-- start of STORED ROWS --

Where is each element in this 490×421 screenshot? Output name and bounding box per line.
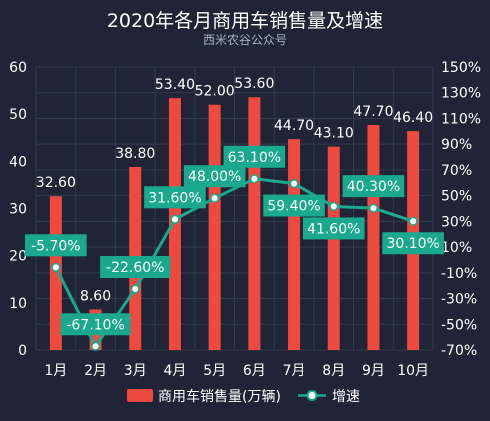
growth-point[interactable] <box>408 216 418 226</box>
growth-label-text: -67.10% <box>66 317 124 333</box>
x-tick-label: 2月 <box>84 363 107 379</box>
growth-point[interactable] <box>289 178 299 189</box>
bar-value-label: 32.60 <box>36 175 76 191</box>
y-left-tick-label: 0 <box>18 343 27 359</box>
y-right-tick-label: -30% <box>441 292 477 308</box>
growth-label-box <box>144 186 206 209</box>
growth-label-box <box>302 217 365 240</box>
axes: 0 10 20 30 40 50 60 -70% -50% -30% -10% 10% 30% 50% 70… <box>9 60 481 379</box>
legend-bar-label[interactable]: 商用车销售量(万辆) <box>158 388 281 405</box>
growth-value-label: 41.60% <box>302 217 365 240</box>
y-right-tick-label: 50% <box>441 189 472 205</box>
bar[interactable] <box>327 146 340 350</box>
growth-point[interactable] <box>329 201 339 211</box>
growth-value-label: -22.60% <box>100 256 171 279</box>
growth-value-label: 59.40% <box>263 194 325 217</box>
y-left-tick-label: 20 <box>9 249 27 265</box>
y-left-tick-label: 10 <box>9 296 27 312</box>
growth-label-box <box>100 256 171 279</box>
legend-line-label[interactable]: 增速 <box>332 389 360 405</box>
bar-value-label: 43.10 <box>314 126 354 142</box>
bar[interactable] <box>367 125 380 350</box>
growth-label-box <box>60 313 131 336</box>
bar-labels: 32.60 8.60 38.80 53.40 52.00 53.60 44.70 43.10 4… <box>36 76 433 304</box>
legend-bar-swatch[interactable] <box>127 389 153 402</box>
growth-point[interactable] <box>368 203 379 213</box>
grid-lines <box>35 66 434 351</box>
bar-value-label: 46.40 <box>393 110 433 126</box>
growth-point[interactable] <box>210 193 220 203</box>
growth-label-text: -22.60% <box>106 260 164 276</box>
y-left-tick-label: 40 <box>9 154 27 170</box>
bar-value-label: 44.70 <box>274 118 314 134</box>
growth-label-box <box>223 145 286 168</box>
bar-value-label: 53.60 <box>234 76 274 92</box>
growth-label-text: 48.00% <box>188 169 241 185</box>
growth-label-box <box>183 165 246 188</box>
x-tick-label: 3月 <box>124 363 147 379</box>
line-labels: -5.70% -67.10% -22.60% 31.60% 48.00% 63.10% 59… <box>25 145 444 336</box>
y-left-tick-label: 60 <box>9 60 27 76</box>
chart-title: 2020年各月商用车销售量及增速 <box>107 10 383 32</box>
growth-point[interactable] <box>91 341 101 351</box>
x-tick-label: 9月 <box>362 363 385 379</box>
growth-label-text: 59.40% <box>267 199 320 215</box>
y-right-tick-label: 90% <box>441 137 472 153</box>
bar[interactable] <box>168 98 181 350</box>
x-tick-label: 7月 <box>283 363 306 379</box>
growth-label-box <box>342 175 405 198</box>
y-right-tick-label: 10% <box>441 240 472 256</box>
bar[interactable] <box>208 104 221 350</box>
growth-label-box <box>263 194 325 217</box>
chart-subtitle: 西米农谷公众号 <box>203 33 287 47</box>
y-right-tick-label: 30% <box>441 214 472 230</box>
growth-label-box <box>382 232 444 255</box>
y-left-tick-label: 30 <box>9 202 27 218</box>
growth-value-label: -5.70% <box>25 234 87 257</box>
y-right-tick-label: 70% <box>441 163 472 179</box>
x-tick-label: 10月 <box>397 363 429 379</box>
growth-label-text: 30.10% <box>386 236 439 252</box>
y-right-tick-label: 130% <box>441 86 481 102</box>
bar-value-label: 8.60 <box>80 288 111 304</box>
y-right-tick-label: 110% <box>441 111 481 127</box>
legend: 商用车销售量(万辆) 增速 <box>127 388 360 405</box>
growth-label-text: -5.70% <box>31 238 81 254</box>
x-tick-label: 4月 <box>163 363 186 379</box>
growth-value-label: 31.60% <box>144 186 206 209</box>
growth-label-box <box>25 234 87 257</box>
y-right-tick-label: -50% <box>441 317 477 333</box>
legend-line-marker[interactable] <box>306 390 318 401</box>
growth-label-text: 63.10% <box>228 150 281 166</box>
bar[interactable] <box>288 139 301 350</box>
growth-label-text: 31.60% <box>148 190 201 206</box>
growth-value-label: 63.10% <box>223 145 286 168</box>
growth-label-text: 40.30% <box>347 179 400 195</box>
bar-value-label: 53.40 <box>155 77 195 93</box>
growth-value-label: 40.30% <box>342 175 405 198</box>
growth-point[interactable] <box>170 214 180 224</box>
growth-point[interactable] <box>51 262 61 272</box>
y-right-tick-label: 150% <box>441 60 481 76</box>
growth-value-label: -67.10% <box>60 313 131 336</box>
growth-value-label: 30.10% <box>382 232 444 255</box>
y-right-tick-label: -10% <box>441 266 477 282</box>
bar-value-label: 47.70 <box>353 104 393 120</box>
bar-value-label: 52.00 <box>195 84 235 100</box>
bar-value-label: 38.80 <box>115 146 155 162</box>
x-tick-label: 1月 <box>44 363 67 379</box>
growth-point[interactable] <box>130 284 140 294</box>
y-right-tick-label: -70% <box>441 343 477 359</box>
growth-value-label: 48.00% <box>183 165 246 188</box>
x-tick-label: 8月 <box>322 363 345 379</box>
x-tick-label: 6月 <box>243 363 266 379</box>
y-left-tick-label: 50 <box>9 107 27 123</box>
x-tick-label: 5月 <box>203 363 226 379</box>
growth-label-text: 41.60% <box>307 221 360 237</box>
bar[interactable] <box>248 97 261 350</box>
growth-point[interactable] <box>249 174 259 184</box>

-- end of STORED ROWS --
-- start of STORED ROWS --

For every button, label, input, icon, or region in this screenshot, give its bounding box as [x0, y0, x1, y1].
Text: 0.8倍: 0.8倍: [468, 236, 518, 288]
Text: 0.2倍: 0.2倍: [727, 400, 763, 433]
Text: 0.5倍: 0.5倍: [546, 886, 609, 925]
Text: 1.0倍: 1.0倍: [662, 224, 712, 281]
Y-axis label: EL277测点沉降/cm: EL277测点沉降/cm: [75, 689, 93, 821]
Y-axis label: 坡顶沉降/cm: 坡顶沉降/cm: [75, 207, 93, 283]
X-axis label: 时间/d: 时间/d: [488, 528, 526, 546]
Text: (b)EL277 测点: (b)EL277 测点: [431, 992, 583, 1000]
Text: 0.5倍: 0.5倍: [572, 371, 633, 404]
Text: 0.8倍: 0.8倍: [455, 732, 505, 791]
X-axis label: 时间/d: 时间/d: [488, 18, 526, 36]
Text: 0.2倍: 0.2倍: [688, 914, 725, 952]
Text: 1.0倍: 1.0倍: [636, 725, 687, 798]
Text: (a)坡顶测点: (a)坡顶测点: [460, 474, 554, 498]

-- end of STORED ROWS --

### INSTRUCTION
Write the lines of the records as a JSON list of strings, one string per line, starting at the line containing "For every button, label, input, icon, or" and ending at the line containing "Text: (a)坡顶测点: (a)坡顶测点: [460, 474, 554, 498]", and leave out any blank lines.

### FINAL ANSWER
[
  "For every button, label, input, icon, or region in this screenshot, give its bounding box as [x0, y0, x1, y1].",
  "Text: 0.8倍: 0.8倍: [468, 236, 518, 288]",
  "Text: 0.2倍: 0.2倍: [727, 400, 763, 433]",
  "Text: 0.5倍: 0.5倍: [546, 886, 609, 925]",
  "Text: 1.0倍: 1.0倍: [662, 224, 712, 281]",
  "Y-axis label: EL277测点沉降/cm: EL277测点沉降/cm: [75, 689, 93, 821]",
  "Y-axis label: 坡顶沉降/cm: 坡顶沉降/cm: [75, 207, 93, 283]",
  "X-axis label: 时间/d: 时间/d: [488, 528, 526, 546]",
  "Text: (b)EL277 测点: (b)EL277 测点: [431, 992, 583, 1000]",
  "Text: 0.5倍: 0.5倍: [572, 371, 633, 404]",
  "Text: 0.8倍: 0.8倍: [455, 732, 505, 791]",
  "X-axis label: 时间/d: 时间/d: [488, 18, 526, 36]",
  "Text: 0.2倍: 0.2倍: [688, 914, 725, 952]",
  "Text: 1.0倍: 1.0倍: [636, 725, 687, 798]",
  "Text: (a)坡顶测点: (a)坡顶测点: [460, 474, 554, 498]"
]